====== PROVIDED DATA

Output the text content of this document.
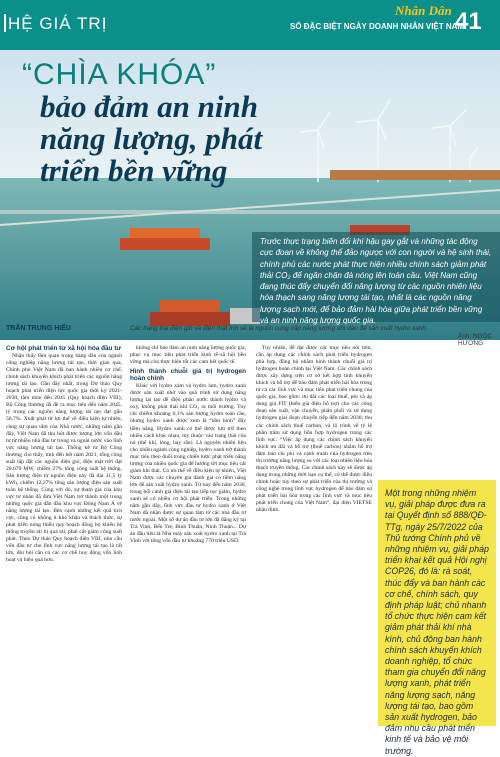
HỆ GIÁ TRỊ
Nhân Dân
SỐ ĐẶC BIỆT NGÀY DOANH NHÂN VIỆT NAM
41
“CHÌA KHÓA”
bảo đảm an ninh năng lượng, phát triển bền vững
Trước thực trạng biến đổi khí hậu gay gắt và những tác động cực đoan về không thể đảo ngược với con người và hệ sinh thái, chính phủ các nước phát thực hiện nhiều chính sách giảm phát thải CO₂ để ngăn chặn đà nóng lên toàn cầu. Việt Nam cũng đang thúc đẩy chuyển đổi năng lượng từ các nguồn nhiên liệu hóa thạch sang năng lượng tái tạo, nhất là các nguồn năng lượng sạch mới, để bảo đảm hài hòa giữa phát triển bền vững và an ninh năng lượng quốc gia.
TRẦN TRUNG HIẾU	Các trang trại điện gió và điện mặt trời sẽ là nguồn cung cấp năng lượng dồi dào để sản xuất hydro xanh.
Ảnh: NGỌC HƯƠNG
Cơ hội phát triển từ xã hội hóa đầu tư

Nhận thấy tầm quan trọng hàng đầu của ngành công nghiệp năng lượng tái tạo, thời gian qua, Chính phủ Việt Nam đã ban hành nhiều cơ chế, chính sách khuyến khích phát triển các nguồn năng lượng tái tạo. Gần đây nhất, trong Dự thảo Quy hoạch phát triển điện lực quốc gia thời kỳ 2021-2030, tầm nhìn đến 2045 (Quy hoạch điện VIII), Bộ Công thương đã đề ra mục tiêu đến năm 2045, tỷ trọng các nguồn năng lượng tái tạo đạt gần 50,7%. Xuất phát từ lợi thế về điều kiện tự nhiên, cùng sự quan tâm của Nhà nước, những năm gần đây, Việt Nam đã thu hút được lượng lớn vốn đầu tư từ nhiều nhà đầu tư trong và ngoài nước vào lĩnh vực năng lượng tái tạo. Thống kê từ Bộ Công thương cho thấy, tính đến hết năm 2021, tổng công suất lắp đặt các nguồn điện gió, điện mặt trời đạt 20.670 MW, chiếm 27% tổng công suất hệ thống. Sản lượng điện từ nguồn điện này đã đạt 31,5 tỷ kWh, chiếm 12,27% tổng sản lượng điện sản xuất toàn hệ thống. Cùng với đó, sự tham gia của khu vực tư nhân đã đưa Việt Nam trở thành một trong những quốc gia dẫn đầu khu vực Đông Nam Á về năng lượng tái tạo. Bên cạnh những kết quả tích cực, cũng có không ít khó khăn và thách thức, sự phát triển nóng thiếu quy hoạch đồng bộ khiến hệ thống truyền tải bị quá tải, phải cắt giảm công suất phát. Theo Dự thảo Quy hoạch điện VIII, nhu cầu vốn đầu tư cho lĩnh vực năng lượng tái tạo là rất lớn, đòi hỏi cần có các cơ chế huy động vốn linh hoạt và hiệu quả hơn.

không chỉ bảo đảm an ninh năng lượng quốc gia, phục vụ mục tiêu phát triển kinh tế-xã hội bền vững mà còn thực hiện tốt các cam kết quốc tế.

Hình thành chuỗi giá trị hydrogen hoàn chỉnh

Khác với hydro xám và hydro lam, hydro xanh được sản xuất nhờ vào quá trình sử dụng năng lượng tái tạo để điện phân nước thành hydro và oxy, không phát thải khí CO₂ ra môi trường. Tuy chỉ chiếm khoảng 0,1% sản lượng hydro toàn cầu, nhưng hydro xanh được xem là “tấm bình” đầy tiềm năng. Hydro xanh có thể được lưu trữ theo nhiều cách khác nhau, tùy thuộc vào trạng thái của nó (thể khí, lỏng, hay rắn). Là nguyên nhiên liệu cho nhiều ngành công nghiệp, hydro xanh trở thành mục tiêu theo đuổi trong chiến lược phát triển năng lượng của nhiều quốc gia để hướng tới mục tiêu cắt giảm khí thải. Có ưu thế về điều kiện tự nhiên, Việt Nam được các chuyên gia đánh giá có tiềm năng lớn để sản xuất hydro xanh. Từ nay đến năm 2030, trong bối cảnh giá điện tái tạo tiếp tục giảm, hydro xanh sẽ có nhiều cơ hội phát triển. Trong những năm gần đây, lĩnh vực đầu tư hydro xanh ở Việt Nam đã nhận được sự quan tâm từ các nhà đầu tư nước ngoài. Một số dự án đầu tư lớn đã đăng ký tại Trà Vinh, Bến Tre, Bình Thuận, Ninh Thuận... Dự án đầu tiên là Nhà máy sản xuất hydro xanh tại Trà Vinh với tổng vốn đầu tư khoảng 770 triệu USD.

Tuy nhiên, để đạt được các mục tiêu nói trên, cần áp dụng các chính sách phát triển hydrogen phù hợp, đồng bộ nhằm hình thành chuỗi giá trị hydrogen hoàn chỉnh tại Việt Nam. Các chính sách được xây dựng trên cơ sở kết hợp tính khuyến khích và hỗ trợ để bảo đảm phát triển hài hòa trong từ cả các lĩnh vực và mục tiêu phát triển chung của quốc gia, bao gồm: ưu đãi các loại thuế, phí và áp dụng giá FIT (biểu giá điện hỗ trợ) cho các công đoạn sản xuất, vận chuyển, phân phối và sử dụng hydrogen giai đoạn chuyển tiếp đến năm 2030; thu các chính sách thuế carbon, và lộ trình về tỷ lệ phần trăm sử dụng hỗn hợp hydrogen trong các lĩnh vực. “Việc áp dụng các chính sách khuyến khích ưu đãi và hỗ trợ (thuế carbon) nhằm hỗ trợ đảm bảo chi phí và cạnh tranh của hydrogen trên thị trường năng lượng so với các loại nhiên liệu hóa thạch truyền thống. Các chính sách này sẽ được áp dụng trong những thời hạn cụ thể, có thể được điều chỉnh hoặc tùy theo sự phát triển của thị trường và công nghệ trong lĩnh vực hydrogen để bảo đảm sự phát triển hài hòa trong các lĩnh vực và mục tiêu phát triển chung của Việt Nam”, đại diện VIETSE nhận định.

Một trong những nhiệm vụ, giải pháp được đưa ra tại Quyết định số 888/QĐ-TTg, ngày 25/7/2022 của Thủ tướng Chính phủ về những nhiệm vụ, giải pháp triển khai kết quả Hội nghị COP26, đó là: rà soát, thúc đẩy và ban hành các cơ chế, chính sách, quy định pháp luật; chủ nhanh tổ chức thực hiện cam kết giảm phát thải khí nhà kính, chủ động ban hành chính sách khuyến khích doanh nghiệp, tổ chức tham gia chuyển đổi năng lượng xanh, phát triển năng lượng sạch, năng lượng tái tạo, bao gồm sản xuất hydrogen, bảo đảm nhu cầu phát triển kinh tế và bảo vệ môi trường.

============

:: TASK INSTRUCTIONS ::
Transcribe the full listing above exactly as it stands, minus the pictures.

:: RESPONSE TO THE TASK ::
Output the text content of this document.
HỆ GIÁ TRỊ
Nhân Dân
SỐ ĐẶC BIỆT NGÀY DOANH NHÂN VIỆT NAM
41
“CHÌA KHÓA”
bảo đảm an ninh năng lượng, phát triển bền vững
Trước thực trạng biến đổi khí hậu gay gắt và những tác động cực đoan về không thể đảo ngược với con người và hệ sinh thái, chính phủ các nước phát thực hiện nhiều chính sách giảm phát thải CO₂ để ngăn chặn đà nóng lên toàn cầu. Việt Nam cũng đang thúc đẩy chuyển đổi năng lượng từ các nguồn nhiên liệu hóa thạch sang năng lượng tái tạo, nhất là các nguồn năng lượng sạch mới, để bảo đảm hài hòa giữa phát triển bền vững và an ninh năng lượng quốc gia.
TRẦN TRUNG HIẾU	Các trang trại điện gió và điện mặt trời sẽ là nguồn cung cấp năng lượng dồi dào để sản xuất hydro xanh.
Ảnh: NGỌC HƯƠNG
Cơ hội phát triển từ xã hội hóa đầu tư

Nhận thấy tầm quan trọng hàng đầu của ngành công nghiệp năng lượng tái tạo, thời gian qua, Chính phủ Việt Nam đã ban hành nhiều cơ chế, chính sách khuyến khích phát triển các nguồn năng lượng tái tạo. Gần đây nhất, trong Dự thảo Quy hoạch phát triển điện lực quốc gia thời kỳ 2021-2030, tầm nhìn đến 2045 (Quy hoạch điện VIII), Bộ Công thương đã đề ra mục tiêu đến năm 2045, tỷ trọng các nguồn năng lượng tái tạo đạt gần 50,7%. Xuất phát từ lợi thế về điều kiện tự nhiên, cùng sự quan tâm của Nhà nước, những năm gần đây, Việt Nam đã thu hút được lượng lớn vốn đầu tư từ nhiều nhà đầu tư trong và ngoài nước vào lĩnh vực năng lượng tái tạo. Thống kê từ Bộ Công thương cho thấy, tính đến hết năm 2021, tổng công suất lắp đặt các nguồn điện gió, điện mặt trời đạt 20.670 MW, chiếm 27% tổng công suất hệ thống. Sản lượng điện từ nguồn điện này đã đạt 31,5 tỷ kWh, chiếm 12,27% tổng sản lượng điện sản xuất toàn hệ thống. Cùng với đó, sự tham gia của khu vực tư nhân đã đưa Việt Nam trở thành một trong những quốc gia dẫn đầu khu vực Đông Nam Á về năng lượng tái tạo. Bên cạnh những kết quả tích cực, cũng có không ít khó khăn và thách thức, sự phát triển nóng thiếu quy hoạch đồng bộ khiến hệ thống truyền tải bị quá tải, phải cắt giảm công suất phát. Theo Dự thảo Quy hoạch điện VIII, nhu cầu vốn đầu tư cho lĩnh vực năng lượng tái tạo là rất lớn, đòi hỏi cần có các cơ chế huy động vốn linh hoạt và hiệu quả hơn.

không chỉ bảo đảm an ninh năng lượng quốc gia, phục vụ mục tiêu phát triển kinh tế-xã hội bền vững mà còn thực hiện tốt các cam kết quốc tế.

Hình thành chuỗi giá trị hydrogen hoàn chỉnh

Khác với hydro xám và hydro lam, hydro xanh được sản xuất nhờ vào quá trình sử dụng năng lượng tái tạo để điện phân nước thành hydro và oxy, không phát thải khí CO₂ ra môi trường. Tuy chỉ chiếm khoảng 0,1% sản lượng hydro toàn cầu, nhưng hydro xanh được xem là “tấm bình” đầy tiềm năng. Hydro xanh có thể được lưu trữ theo nhiều cách khác nhau, tùy thuộc vào trạng thái của nó (thể khí, lỏng, hay rắn). Là nguyên nhiên liệu cho nhiều ngành công nghiệp, hydro xanh trở thành mục tiêu theo đuổi trong chiến lược phát triển năng lượng của nhiều quốc gia để hướng tới mục tiêu cắt giảm khí thải. Có ưu thế về điều kiện tự nhiên, Việt Nam được các chuyên gia đánh giá có tiềm năng lớn để sản xuất hydro xanh. Từ nay đến năm 2030, trong bối cảnh giá điện tái tạo tiếp tục giảm, hydro xanh sẽ có nhiều cơ hội phát triển. Trong những năm gần đây, lĩnh vực đầu tư hydro xanh ở Việt Nam đã nhận được sự quan tâm từ các nhà đầu tư nước ngoài. Một số dự án đầu tư lớn đã đăng ký tại Trà Vinh, Bến Tre, Bình Thuận, Ninh Thuận... Dự án đầu tiên là Nhà máy sản xuất hydro xanh tại Trà Vinh với tổng vốn đầu tư khoảng 770 triệu USD.

Tuy nhiên, để đạt được các mục tiêu nói trên, cần áp dụng các chính sách phát triển hydrogen phù hợp, đồng bộ nhằm hình thành chuỗi giá trị hydrogen hoàn chỉnh tại Việt Nam. Các chính sách được xây dựng trên cơ sở kết hợp tính khuyến khích và hỗ trợ để bảo đảm phát triển hài hòa trong từ cả các lĩnh vực và mục tiêu phát triển chung của quốc gia, bao gồm: ưu đãi các loại thuế, phí và áp dụng giá FIT (biểu giá điện hỗ trợ) cho các công đoạn sản xuất, vận chuyển, phân phối và sử dụng hydrogen giai đoạn chuyển tiếp đến năm 2030; thu các chính sách thuế carbon, và lộ trình về tỷ lệ phần trăm sử dụng hỗn hợp hydrogen trong các lĩnh vực. “Việc áp dụng các chính sách khuyến khích ưu đãi và hỗ trợ (thuế carbon) nhằm hỗ trợ đảm bảo chi phí và cạnh tranh của hydrogen trên thị trường năng lượng so với các loại nhiên liệu hóa thạch truyền thống. Các chính sách này sẽ được áp dụng trong những thời hạn cụ thể, có thể được điều chỉnh hoặc tùy theo sự phát triển của thị trường và công nghệ trong lĩnh vực hydrogen để bảo đảm sự phát triển hài hòa trong các lĩnh vực và mục tiêu phát triển chung của Việt Nam”, đại diện VIETSE nhận định.

Một trong những nhiệm vụ, giải pháp được đưa ra tại Quyết định số 888/QĐ-TTg, ngày 25/7/2022 của Thủ tướng Chính phủ về những nhiệm vụ, giải pháp triển khai kết quả Hội nghị COP26, đó là: rà soát, thúc đẩy và ban hành các cơ chế, chính sách, quy định pháp luật; chủ nhanh tổ chức thực hiện cam kết giảm phát thải khí nhà kính, chủ động ban hành chính sách khuyến khích doanh nghiệp, tổ chức tham gia chuyển đổi năng lượng xanh, phát triển năng lượng sạch, năng lượng tái tạo, bao gồm sản xuất hydrogen, bảo đảm nhu cầu phát triển kinh tế và bảo vệ môi trường.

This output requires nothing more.